The problem: Reproduce, word for word, every line starting at the line that contains "Convert this document image to plain text." and ending with the final line of the entries.

Extracted records:
|---|
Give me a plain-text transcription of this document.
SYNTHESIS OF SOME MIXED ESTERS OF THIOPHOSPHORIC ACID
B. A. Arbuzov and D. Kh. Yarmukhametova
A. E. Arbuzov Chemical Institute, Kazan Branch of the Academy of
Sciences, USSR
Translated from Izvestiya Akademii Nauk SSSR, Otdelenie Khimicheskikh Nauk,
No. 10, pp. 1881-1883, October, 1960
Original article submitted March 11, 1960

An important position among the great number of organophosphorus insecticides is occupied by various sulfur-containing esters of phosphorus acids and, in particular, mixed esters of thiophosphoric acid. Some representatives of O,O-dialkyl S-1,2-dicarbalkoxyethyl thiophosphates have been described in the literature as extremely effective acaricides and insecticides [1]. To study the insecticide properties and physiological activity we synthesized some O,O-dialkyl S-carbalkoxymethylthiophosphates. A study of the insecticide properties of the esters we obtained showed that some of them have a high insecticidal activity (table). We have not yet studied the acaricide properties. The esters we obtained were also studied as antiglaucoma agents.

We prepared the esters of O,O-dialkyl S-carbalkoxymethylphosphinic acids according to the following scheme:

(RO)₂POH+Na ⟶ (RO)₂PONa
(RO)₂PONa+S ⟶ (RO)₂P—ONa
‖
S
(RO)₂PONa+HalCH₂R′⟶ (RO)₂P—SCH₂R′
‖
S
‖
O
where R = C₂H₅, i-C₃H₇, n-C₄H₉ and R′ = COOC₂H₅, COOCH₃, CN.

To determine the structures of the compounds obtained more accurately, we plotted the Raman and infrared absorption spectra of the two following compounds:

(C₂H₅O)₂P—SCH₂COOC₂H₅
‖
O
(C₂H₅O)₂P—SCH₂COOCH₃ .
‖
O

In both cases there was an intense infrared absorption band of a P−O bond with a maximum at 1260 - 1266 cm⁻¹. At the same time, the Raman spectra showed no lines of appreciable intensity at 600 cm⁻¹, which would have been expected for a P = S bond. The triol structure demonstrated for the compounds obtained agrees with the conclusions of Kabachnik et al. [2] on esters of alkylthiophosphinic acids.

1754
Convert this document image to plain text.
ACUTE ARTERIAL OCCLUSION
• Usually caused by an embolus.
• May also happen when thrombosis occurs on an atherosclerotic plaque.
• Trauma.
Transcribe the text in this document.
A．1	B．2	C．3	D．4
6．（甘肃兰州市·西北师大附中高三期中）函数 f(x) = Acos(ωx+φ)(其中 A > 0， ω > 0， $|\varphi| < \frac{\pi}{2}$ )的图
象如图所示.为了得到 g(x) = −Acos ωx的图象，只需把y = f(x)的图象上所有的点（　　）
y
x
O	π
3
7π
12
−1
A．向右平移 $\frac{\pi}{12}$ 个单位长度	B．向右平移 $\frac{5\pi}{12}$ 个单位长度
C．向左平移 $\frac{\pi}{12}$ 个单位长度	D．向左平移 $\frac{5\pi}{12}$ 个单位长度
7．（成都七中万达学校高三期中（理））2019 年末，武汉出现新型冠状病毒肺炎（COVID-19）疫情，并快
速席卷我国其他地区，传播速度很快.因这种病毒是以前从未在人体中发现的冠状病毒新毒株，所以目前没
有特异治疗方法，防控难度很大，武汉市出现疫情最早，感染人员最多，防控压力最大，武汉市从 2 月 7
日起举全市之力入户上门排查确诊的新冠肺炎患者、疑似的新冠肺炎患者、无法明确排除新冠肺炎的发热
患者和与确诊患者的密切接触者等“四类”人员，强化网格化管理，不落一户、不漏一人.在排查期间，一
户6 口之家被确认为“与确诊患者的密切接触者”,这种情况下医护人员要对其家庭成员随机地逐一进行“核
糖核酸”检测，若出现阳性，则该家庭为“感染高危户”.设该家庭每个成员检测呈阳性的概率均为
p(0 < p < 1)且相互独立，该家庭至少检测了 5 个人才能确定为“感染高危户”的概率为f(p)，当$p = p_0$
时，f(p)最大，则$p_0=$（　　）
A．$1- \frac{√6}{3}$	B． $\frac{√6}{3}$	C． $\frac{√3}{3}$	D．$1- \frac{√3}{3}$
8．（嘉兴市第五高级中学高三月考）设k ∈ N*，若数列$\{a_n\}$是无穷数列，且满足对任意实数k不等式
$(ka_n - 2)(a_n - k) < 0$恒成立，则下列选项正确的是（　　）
|---|
Solved problem:
Convert this document image to plain text.
ACUTE ARTERIAL OCCLUSION
• Usually caused by an embolus.
• May also happen when thrombosis occurs on an atherosclerotic plaque.
• Trauma.
Transcribe the text in this document.
A．1	B．2	C．3	D．4
6．（甘肃兰州市·西北师大附中高三期中）函数 f(x) = Acos(ωx+φ)(其中 A > 0， ω > 0， $|\varphi| < \frac{\pi}{2}$ )的图
象如图所示.为了得到 g(x) = −Acos ωx的图象，只需把y = f(x)的图象上所有的点（　　）
y
x
O	π
3
7π
12
−1
A．向右平移 $\frac{\pi}{12}$ 个单位长度	B．向右平移 $\frac{5\pi}{12}$ 个单位长度
C．向左平移 $\frac{\pi}{12}$ 个单位长度	D．向左平移 $\frac{5\pi}{12}$ 个单位长度
7．（成都七中万达学校高三期中（理））2019 年末，武汉出现新型冠状病毒肺炎（COVID-19）疫情，并快
速席卷我国其他地区，传播速度很快.因这种病毒是以前从未在人体中发现的冠状病毒新毒株，所以目前没
有特异治疗方法，防控难度很大，武汉市出现疫情最早，感染人员最多，防控压力最大，武汉市从 2 月 7
日起举全市之力入户上门排查确诊的新冠肺炎患者、疑似的新冠肺炎患者、无法明确排除新冠肺炎的发热
患者和与确诊患者的密切接触者等“四类”人员，强化网格化管理，不落一户、不漏一人.在排查期间，一
户6 口之家被确认为“与确诊患者的密切接触者”,这种情况下医护人员要对其家庭成员随机地逐一进行“核
糖核酸”检测，若出现阳性，则该家庭为“感染高危户”.设该家庭每个成员检测呈阳性的概率均为
p(0 < p < 1)且相互独立，该家庭至少检测了 5 个人才能确定为“感染高危户”的概率为f(p)，当$p = p_0$
时，f(p)最大，则$p_0=$（　　）
A．$1- \frac{√6}{3}$	B． $\frac{√6}{3}$	C． $\frac{√3}{3}$	D．$1- \frac{√3}{3}$
8．（嘉兴市第五高级中学高三月考）设k ∈ N*，若数列$\{a_n\}$是无穷数列，且满足对任意实数k不等式
$(ka_n - 2)(a_n - k) < 0$恒成立，则下列选项正确的是（　　）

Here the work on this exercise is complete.